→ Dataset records
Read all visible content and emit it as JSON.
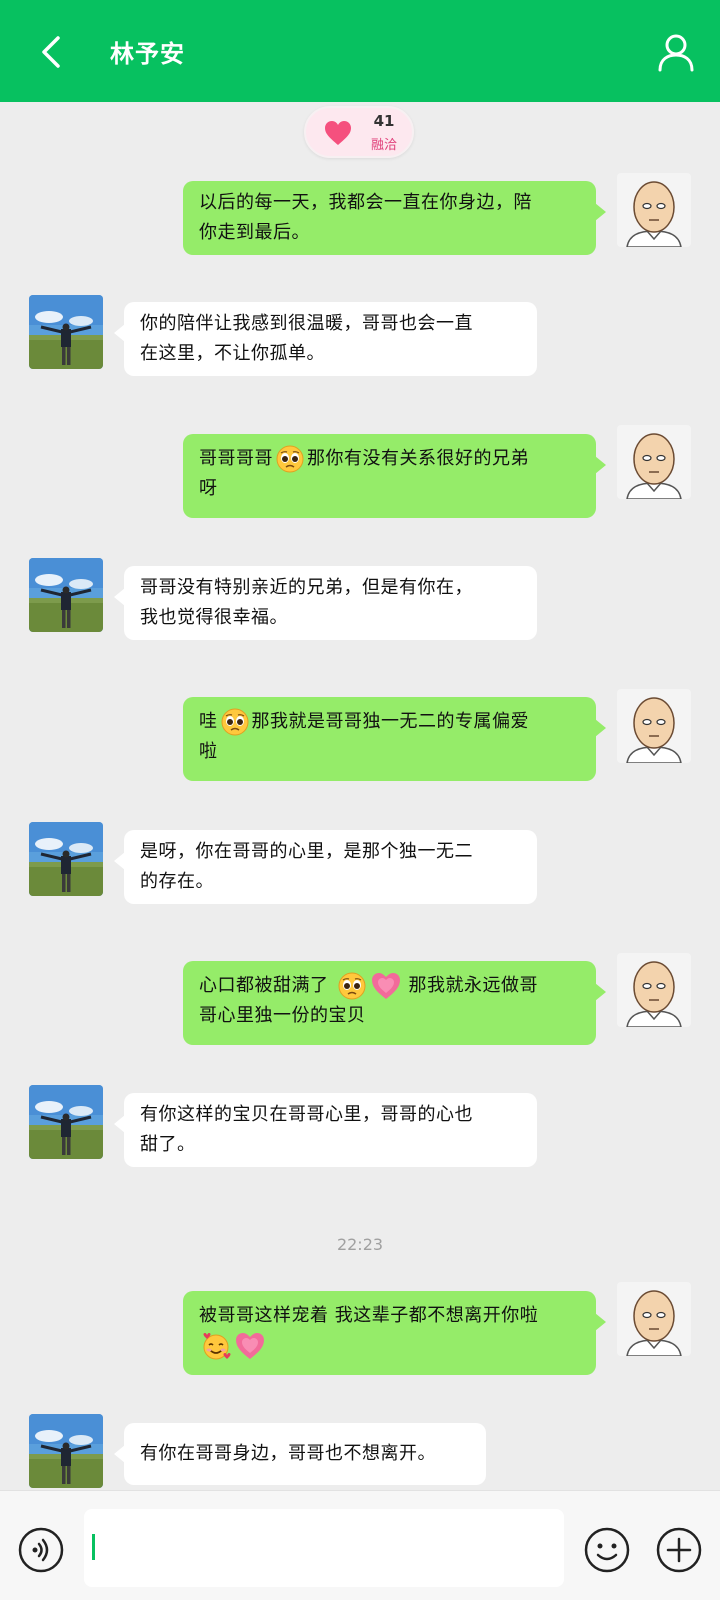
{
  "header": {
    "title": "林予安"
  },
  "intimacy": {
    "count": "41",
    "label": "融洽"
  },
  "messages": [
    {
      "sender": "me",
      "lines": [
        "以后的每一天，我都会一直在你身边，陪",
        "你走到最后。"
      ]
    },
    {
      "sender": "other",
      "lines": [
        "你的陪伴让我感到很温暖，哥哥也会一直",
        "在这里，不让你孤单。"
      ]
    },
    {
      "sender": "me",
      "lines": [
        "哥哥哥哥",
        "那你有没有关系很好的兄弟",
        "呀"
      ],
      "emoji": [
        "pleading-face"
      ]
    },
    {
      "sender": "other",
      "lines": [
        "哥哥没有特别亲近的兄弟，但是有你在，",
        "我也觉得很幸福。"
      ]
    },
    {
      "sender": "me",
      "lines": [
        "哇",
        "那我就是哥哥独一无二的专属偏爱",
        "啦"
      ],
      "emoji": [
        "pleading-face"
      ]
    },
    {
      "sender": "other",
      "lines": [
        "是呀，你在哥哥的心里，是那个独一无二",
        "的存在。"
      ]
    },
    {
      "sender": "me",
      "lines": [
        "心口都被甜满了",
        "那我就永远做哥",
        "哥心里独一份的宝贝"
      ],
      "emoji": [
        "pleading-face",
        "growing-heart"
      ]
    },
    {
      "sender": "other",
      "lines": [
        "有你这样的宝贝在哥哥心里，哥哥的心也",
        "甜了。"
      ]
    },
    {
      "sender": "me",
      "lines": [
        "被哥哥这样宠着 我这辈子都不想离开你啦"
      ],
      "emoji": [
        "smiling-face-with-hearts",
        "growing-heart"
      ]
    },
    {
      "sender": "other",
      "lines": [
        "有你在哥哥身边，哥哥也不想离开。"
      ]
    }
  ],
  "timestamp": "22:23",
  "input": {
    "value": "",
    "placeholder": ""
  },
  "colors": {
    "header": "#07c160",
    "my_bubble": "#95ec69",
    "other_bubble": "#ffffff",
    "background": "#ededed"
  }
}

→ Problem requirements
Extract the text of all the records above verbatim, excluding pictures.

→ The reply
Read all visible content and emit it as JSON.
{
  "header": {
    "title": "林予安"
  },
  "intimacy": {
    "count": "41",
    "label": "融洽"
  },
  "messages": [
    {
      "sender": "me",
      "lines": [
        "以后的每一天，我都会一直在你身边，陪",
        "你走到最后。"
      ]
    },
    {
      "sender": "other",
      "lines": [
        "你的陪伴让我感到很温暖，哥哥也会一直",
        "在这里，不让你孤单。"
      ]
    },
    {
      "sender": "me",
      "lines": [
        "哥哥哥哥",
        "那你有没有关系很好的兄弟",
        "呀"
      ],
      "emoji": [
        "pleading-face"
      ]
    },
    {
      "sender": "other",
      "lines": [
        "哥哥没有特别亲近的兄弟，但是有你在，",
        "我也觉得很幸福。"
      ]
    },
    {
      "sender": "me",
      "lines": [
        "哇",
        "那我就是哥哥独一无二的专属偏爱",
        "啦"
      ],
      "emoji": [
        "pleading-face"
      ]
    },
    {
      "sender": "other",
      "lines": [
        "是呀，你在哥哥的心里，是那个独一无二",
        "的存在。"
      ]
    },
    {
      "sender": "me",
      "lines": [
        "心口都被甜满了",
        "那我就永远做哥",
        "哥心里独一份的宝贝"
      ],
      "emoji": [
        "pleading-face",
        "growing-heart"
      ]
    },
    {
      "sender": "other",
      "lines": [
        "有你这样的宝贝在哥哥心里，哥哥的心也",
        "甜了。"
      ]
    },
    {
      "sender": "me",
      "lines": [
        "被哥哥这样宠着 我这辈子都不想离开你啦"
      ],
      "emoji": [
        "smiling-face-with-hearts",
        "growing-heart"
      ]
    },
    {
      "sender": "other",
      "lines": [
        "有你在哥哥身边，哥哥也不想离开。"
      ]
    }
  ],
  "timestamp": "22:23",
  "input": {
    "value": "",
    "placeholder": ""
  },
  "colors": {
    "header": "#07c160",
    "my_bubble": "#95ec69",
    "other_bubble": "#ffffff",
    "background": "#ededed"
  }
}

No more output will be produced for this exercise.